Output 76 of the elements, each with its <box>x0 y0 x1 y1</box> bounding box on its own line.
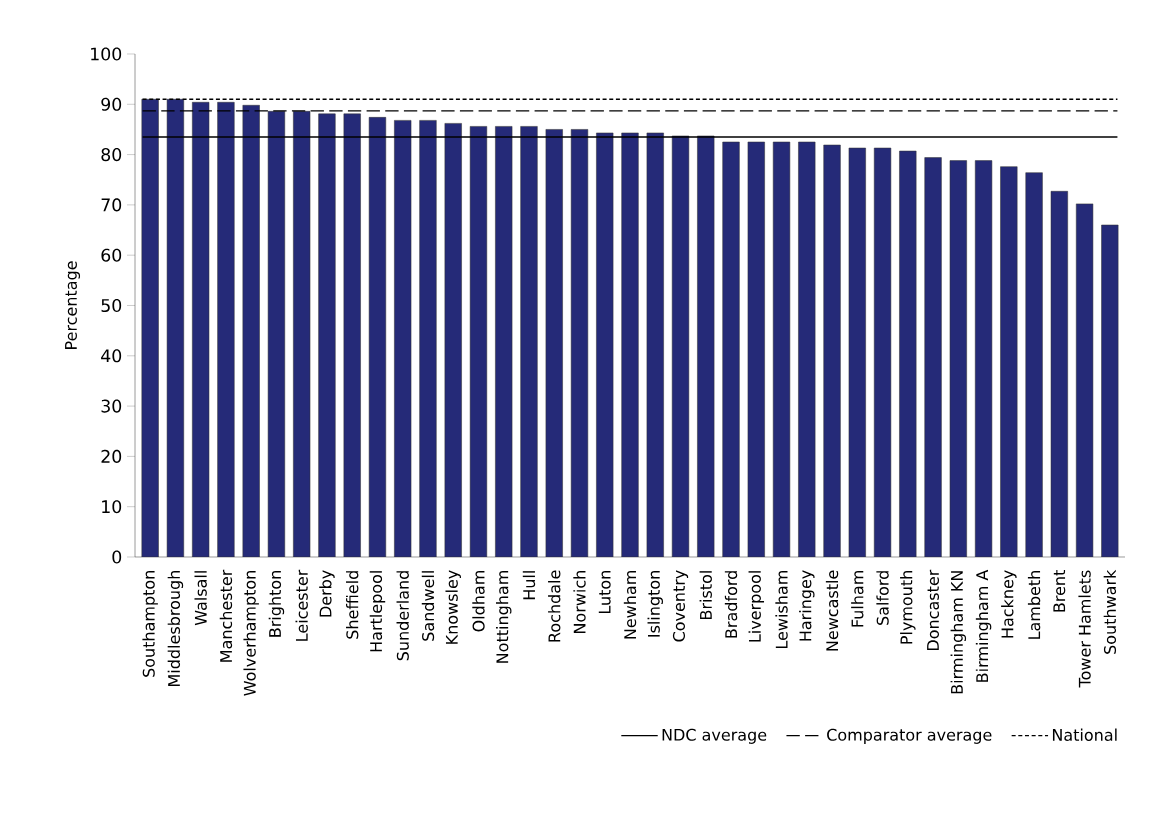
x-tick-label: Hull <box>522 571 536 600</box>
x-tick-label: Plymouth <box>900 571 916 644</box>
y-tick-label: 10 <box>102 500 122 514</box>
bar <box>772 141 791 557</box>
y-tick-label: 100 <box>91 47 122 61</box>
bar <box>621 132 639 557</box>
x-tick-label: Sandwell <box>421 571 435 641</box>
y-tick-label: 40 <box>101 349 122 363</box>
bar <box>848 147 866 557</box>
x-tick-label: Brighton <box>268 571 285 637</box>
bar <box>949 160 967 557</box>
x-tick-label: Bradford <box>724 571 738 638</box>
y-tick-label: 70 <box>101 198 122 212</box>
y-tick-label: 90 <box>101 97 122 111</box>
y-tick-label: 0 <box>112 550 122 564</box>
x-tick-label: Southampton <box>142 571 158 677</box>
bar <box>899 150 917 557</box>
x-tick-label: Luton <box>598 571 611 614</box>
bar <box>141 98 159 557</box>
bar <box>1101 224 1119 557</box>
y-axis-title: Percentage <box>65 261 81 349</box>
legend-label: National <box>1052 728 1117 741</box>
x-tick-label: Salford <box>876 571 889 625</box>
x-tick-label: Doncaster <box>927 569 940 651</box>
x-tick-label: Haringey <box>799 570 815 641</box>
x-tick-label: Leicester <box>295 569 308 641</box>
x-tick-label: Hackney <box>1001 570 1017 638</box>
x-tick-label: Oldham <box>472 571 485 632</box>
x-tick-label: Walsall <box>194 571 207 626</box>
bar <box>520 126 538 557</box>
x-tick-label: Bristol <box>699 571 712 619</box>
x-tick-label: Southwark <box>1103 569 1117 654</box>
x-tick-label: Wolverhampton <box>243 571 259 696</box>
y-tick-label: 30 <box>101 399 122 413</box>
x-tick-label: Lewisham <box>775 571 788 648</box>
x-tick-label: Fulham <box>851 571 864 627</box>
x-tick-label: Knowsley <box>445 570 461 644</box>
bar <box>1025 172 1043 557</box>
x-tick-label: Coventry <box>672 570 689 642</box>
bar <box>747 141 765 557</box>
x-tick-label: Middlesbrough <box>167 571 184 686</box>
x-tick-label: Lambeth <box>1027 571 1041 639</box>
x-tick-label: Newcastle <box>825 570 839 651</box>
bar <box>1050 191 1068 557</box>
x-tick-label: Sunderland <box>396 571 409 661</box>
x-tick-label: Tower Hamlets <box>1078 570 1091 688</box>
x-tick-label: Manchester <box>219 569 233 662</box>
x-tick-label: Norwich <box>573 571 586 633</box>
y-tick-label: 60 <box>101 248 122 262</box>
x-tick-label: Nottingham <box>495 571 512 663</box>
x-tick-label: Birmingham A <box>975 569 992 682</box>
bar <box>1000 166 1018 557</box>
bar <box>798 141 816 557</box>
x-tick-label: Islington <box>647 571 663 637</box>
y-tick-label: 50 <box>101 298 122 313</box>
bar <box>419 120 437 557</box>
bar <box>722 141 740 557</box>
y-tick-label: 20 <box>101 449 122 463</box>
x-tick-label: Sheffield <box>346 571 359 639</box>
bar <box>924 157 942 557</box>
x-tick-label: Newham <box>623 571 637 639</box>
bar <box>217 102 235 557</box>
bar <box>974 160 993 557</box>
x-tick-label: Brent <box>1053 570 1066 612</box>
x-tick-label: Liverpool <box>748 571 765 642</box>
x-tick-label: Birmingham KN <box>950 571 967 694</box>
x-tick-label: Derby <box>319 570 335 617</box>
y-tick-label: 80 <box>101 148 122 162</box>
legend-label: Comparator average <box>827 728 992 744</box>
bar <box>318 113 336 557</box>
bar <box>873 147 892 557</box>
x-tick-label: Hartlepool <box>369 571 386 652</box>
bar <box>823 144 841 557</box>
x-tick-label: Rochdale <box>548 570 561 642</box>
bar <box>242 105 260 557</box>
legend-label: NDC average <box>662 728 767 744</box>
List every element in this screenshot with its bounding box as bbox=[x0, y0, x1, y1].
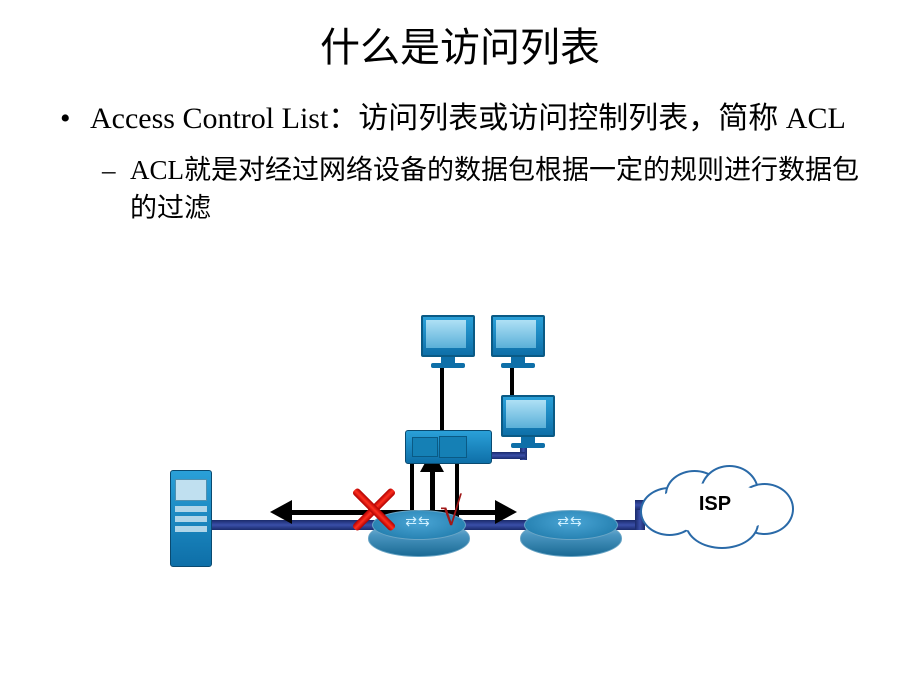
permit-check-icon: √ bbox=[440, 488, 462, 535]
network-diagram: ⇄⇆ ⇄⇆ ISP √ bbox=[0, 310, 920, 620]
server-icon bbox=[170, 470, 212, 567]
pc1-icon bbox=[420, 315, 475, 370]
bullet-level-1: Access Control List：访问列表或访问控制列表，简称 ACL bbox=[90, 98, 860, 140]
filter-axis-v bbox=[430, 468, 435, 513]
deny-x-icon bbox=[348, 488, 398, 538]
arrow-right-icon bbox=[495, 500, 517, 524]
router2-icon: ⇄⇆ bbox=[520, 510, 620, 558]
bullet-level-2: ACL就是对经过网络设备的数据包根据一定的规则进行数据包的过滤 bbox=[130, 152, 860, 228]
pc3-icon bbox=[500, 395, 555, 450]
cloud-isp: ISP bbox=[640, 465, 790, 550]
arrow-left-icon bbox=[270, 500, 292, 524]
slide-title: 什么是访问列表 bbox=[0, 0, 920, 73]
pc2-icon bbox=[490, 315, 545, 370]
cloud-label: ISP bbox=[640, 493, 790, 516]
switch-icon bbox=[405, 430, 492, 464]
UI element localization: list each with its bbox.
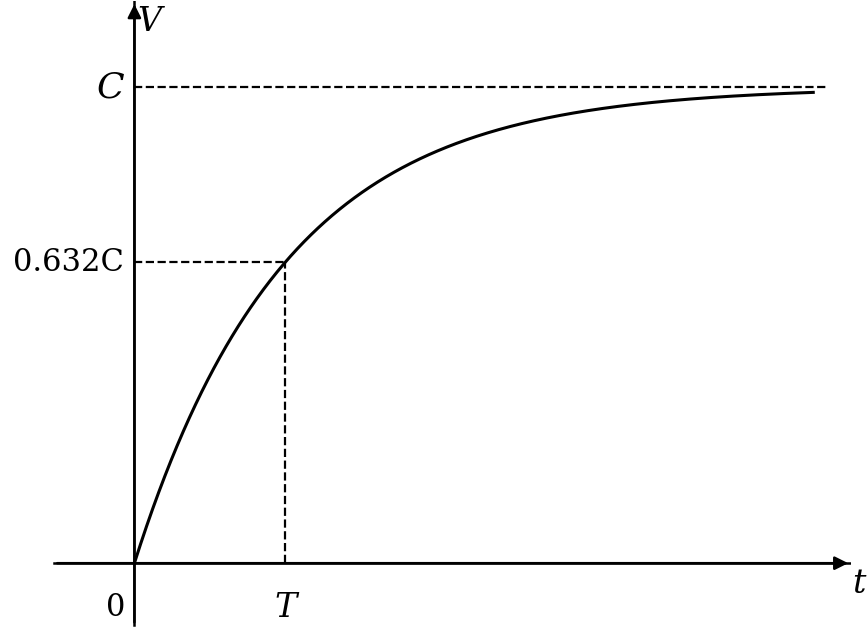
Text: 0.632C: 0.632C — [13, 247, 124, 278]
Text: C: C — [96, 70, 124, 104]
Text: 0: 0 — [106, 591, 126, 623]
Text: t: t — [852, 568, 866, 600]
Text: V: V — [137, 6, 161, 38]
Text: T: T — [274, 591, 297, 624]
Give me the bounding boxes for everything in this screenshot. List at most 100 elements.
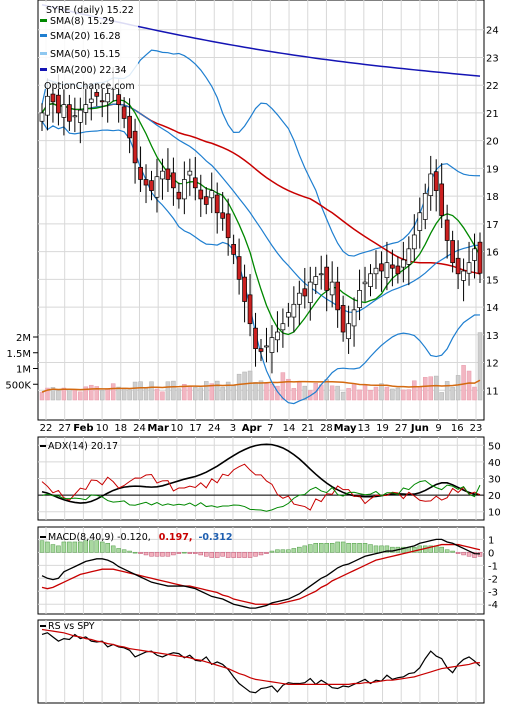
volume-bar [143, 387, 149, 401]
x-tick-label: 27 [395, 423, 408, 434]
candle-body [231, 244, 236, 255]
minus-di-line [41, 463, 481, 511]
price-y-tick-label: 22 [486, 81, 499, 92]
price-y-tick-label: 14 [486, 303, 499, 314]
volume-bar [45, 387, 50, 401]
macd-histogram-bar [160, 552, 165, 557]
rs-label: RS vs SPY [48, 621, 95, 632]
candle-body [275, 331, 280, 341]
macd-histogram-bar [116, 548, 121, 553]
macd-signal-line [41, 543, 481, 605]
candle-body [411, 234, 417, 250]
candle-body [269, 337, 275, 353]
candle-body [50, 93, 56, 103]
volume-bar [384, 386, 390, 401]
candle-body [395, 265, 401, 275]
legend-sma20: SMA(20) 16.28 [50, 31, 120, 42]
legend: SYRE (daily) 15.22 SMA(8) 15.29 SMA(20) … [40, 2, 138, 92]
candle-body [77, 109, 83, 123]
volume-bar [225, 381, 231, 401]
volume-bar [286, 378, 291, 401]
candle-body [171, 172, 176, 189]
x-tick-label: 7 [267, 423, 273, 434]
volume-bar [116, 386, 121, 401]
x-tick-label: 14 [283, 423, 296, 434]
macd-histogram-bar [362, 543, 368, 553]
volume-bar [165, 381, 171, 401]
macd-histogram-bar [231, 552, 236, 558]
volume-bar [264, 383, 269, 401]
candle-body [286, 312, 291, 318]
volume-bar [247, 370, 253, 401]
volume-bar [428, 376, 433, 401]
volume-bar [99, 390, 105, 401]
volume-bars [39, 332, 483, 401]
volume-bar [171, 380, 176, 401]
x-tick-label: Mar [147, 423, 169, 434]
candle-body [329, 281, 335, 296]
macd-histogram-bar [444, 549, 450, 553]
candle-body [318, 273, 324, 276]
macd-label-swatch [40, 536, 46, 538]
price-y-tick-label: 15 [486, 275, 499, 286]
macd-histogram-bar [242, 552, 247, 558]
legend-title: SYRE (daily) 15.22 [46, 5, 134, 16]
candle-body [154, 176, 160, 198]
x-tick-label: Feb [73, 423, 93, 434]
x-tick-label: 18 [114, 423, 127, 434]
macd-histogram-bar [99, 541, 105, 553]
volume-bar [357, 389, 362, 401]
volume-bar [417, 386, 423, 401]
candle-body [264, 345, 269, 348]
volume-bar [269, 384, 275, 401]
macd-histogram-bar [154, 552, 160, 557]
legend-sma8: SMA(8) 15.29 [50, 16, 114, 27]
macd-histogram-bar [94, 540, 99, 553]
macd-histogram-bar [72, 541, 78, 553]
volume-bar [231, 385, 236, 401]
candle-body [99, 100, 105, 103]
macd-histogram-bar [165, 552, 171, 557]
volume-bar [280, 372, 286, 401]
candle-body [116, 94, 122, 105]
macd-y-tick-label: -2 [488, 574, 498, 585]
volume-bar [50, 387, 56, 401]
x-tick-label: 10 [171, 423, 184, 434]
volume-bar [94, 386, 99, 401]
candle-body [132, 130, 138, 164]
x-tick-label: Jun [410, 423, 429, 434]
watermark: OptionChance.com [44, 81, 135, 92]
candle-body [280, 323, 286, 331]
x-tick-label: 22 [40, 423, 53, 434]
rs-average-line [41, 628, 480, 685]
legend-sma200: SMA(200) 22.34 [50, 65, 127, 76]
price-y-tick-label: 17 [486, 220, 499, 231]
adx-y-tick-label: 10 [488, 508, 501, 519]
volume-bar [132, 381, 138, 401]
sma8-line [41, 99, 481, 336]
macd-signal-value: 0.197, [159, 532, 193, 543]
macd-histogram-bar [209, 552, 214, 558]
volume-bar [412, 380, 417, 401]
macd-histogram-bar [472, 552, 477, 558]
rs-panel-frame [37, 619, 485, 704]
candle-body [160, 170, 165, 180]
candle-body [67, 104, 72, 122]
macd-histogram-bar [89, 540, 94, 553]
macd-label-main: MACD(8,40,9) -0.120, [48, 532, 151, 543]
candle-body [105, 93, 111, 103]
candle-body [56, 94, 61, 114]
macd-histogram-bar [176, 552, 182, 554]
macd-histogram-bar [384, 545, 390, 553]
macd-histogram-bar [329, 543, 335, 553]
price-y-tick-label: 20 [486, 137, 499, 148]
macd-histogram-bar [335, 541, 340, 553]
candle-body [138, 166, 143, 180]
candle-body [368, 273, 373, 287]
macd-histogram-bar [45, 541, 50, 553]
plus-di-line [41, 480, 481, 512]
candle-body [477, 241, 483, 274]
x-tick-label: 24 [208, 423, 221, 434]
volume-bar [450, 386, 455, 401]
x-tick-label: 13 [357, 423, 370, 434]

● Work to do
Write out the lines from the one containing "volume-bar [143, 387, 149, 401]" through the one containing "volume-bar [45, 387, 50, 401]", inclusive, as a numbered list with any blank lines omitted.

● Final result
1. volume-bar [143, 387, 149, 401]
2. x-tick-label: 27 [395, 423, 408, 434]
3. candle-body [231, 244, 236, 255]
4. minus-di-line [41, 463, 481, 511]
5. price-y-tick-label: 22 [486, 81, 499, 92]
6. price-y-tick-label: 14 [486, 303, 499, 314]
7. volume-bar [45, 387, 50, 401]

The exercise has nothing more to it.